■ **DATASET ENTRIES**:

++++++++

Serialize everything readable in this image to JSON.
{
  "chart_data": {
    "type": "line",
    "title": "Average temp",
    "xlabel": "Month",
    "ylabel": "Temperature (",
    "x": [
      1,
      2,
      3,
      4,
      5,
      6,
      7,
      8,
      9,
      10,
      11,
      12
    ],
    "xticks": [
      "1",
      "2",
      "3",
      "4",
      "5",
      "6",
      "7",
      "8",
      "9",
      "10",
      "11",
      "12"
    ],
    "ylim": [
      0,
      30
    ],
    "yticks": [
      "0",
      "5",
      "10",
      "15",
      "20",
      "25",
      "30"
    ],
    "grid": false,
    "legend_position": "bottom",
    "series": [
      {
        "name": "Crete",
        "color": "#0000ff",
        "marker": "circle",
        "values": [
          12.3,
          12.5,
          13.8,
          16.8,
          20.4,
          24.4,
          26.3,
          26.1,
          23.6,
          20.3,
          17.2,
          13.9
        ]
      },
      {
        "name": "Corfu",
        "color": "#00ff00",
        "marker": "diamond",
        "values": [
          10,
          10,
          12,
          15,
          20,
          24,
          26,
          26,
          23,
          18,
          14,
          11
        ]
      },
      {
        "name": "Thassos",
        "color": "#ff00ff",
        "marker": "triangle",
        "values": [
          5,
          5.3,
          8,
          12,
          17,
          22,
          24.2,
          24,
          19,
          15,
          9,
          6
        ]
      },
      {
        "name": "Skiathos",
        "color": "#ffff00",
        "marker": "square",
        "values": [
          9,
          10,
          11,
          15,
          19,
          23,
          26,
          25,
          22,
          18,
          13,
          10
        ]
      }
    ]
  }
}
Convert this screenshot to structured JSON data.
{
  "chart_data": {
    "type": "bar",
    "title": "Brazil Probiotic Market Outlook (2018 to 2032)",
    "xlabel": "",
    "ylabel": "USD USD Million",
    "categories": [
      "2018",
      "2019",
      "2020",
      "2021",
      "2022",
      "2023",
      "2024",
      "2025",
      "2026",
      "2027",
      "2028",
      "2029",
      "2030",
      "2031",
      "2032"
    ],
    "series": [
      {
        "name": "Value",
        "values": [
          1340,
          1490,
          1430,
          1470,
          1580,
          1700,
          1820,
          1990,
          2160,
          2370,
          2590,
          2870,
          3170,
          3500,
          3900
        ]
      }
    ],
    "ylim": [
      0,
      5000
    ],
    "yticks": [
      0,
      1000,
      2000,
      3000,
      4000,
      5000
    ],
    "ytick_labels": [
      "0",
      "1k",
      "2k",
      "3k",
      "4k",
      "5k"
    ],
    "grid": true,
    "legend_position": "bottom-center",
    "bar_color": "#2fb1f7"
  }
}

++++++++

■ **EXERCISE DETAILS**: Print from the line containing "Convert this screenshot" to the last line above, exactly as written.

■ **THE RESPONSE**:
Convert this screenshot to structured JSON data.
{
  "chart_data": {
    "type": "bar",
    "title": "Brazil Probiotic Market Outlook (2018 to 2032)",
    "xlabel": "",
    "ylabel": "USD USD Million",
    "categories": [
      "2018",
      "2019",
      "2020",
      "2021",
      "2022",
      "2023",
      "2024",
      "2025",
      "2026",
      "2027",
      "2028",
      "2029",
      "2030",
      "2031",
      "2032"
    ],
    "series": [
      {
        "name": "Value",
        "values": [
          1340,
          1490,
          1430,
          1470,
          1580,
          1700,
          1820,
          1990,
          2160,
          2370,
          2590,
          2870,
          3170,
          3500,
          3900
        ]
      }
    ],
    "ylim": [
      0,
      5000
    ],
    "yticks": [
      0,
      1000,
      2000,
      3000,
      4000,
      5000
    ],
    "ytick_labels": [
      "0",
      "1k",
      "2k",
      "3k",
      "4k",
      "5k"
    ],
    "grid": true,
    "legend_position": "bottom-center",
    "bar_color": "#2fb1f7"
  }
}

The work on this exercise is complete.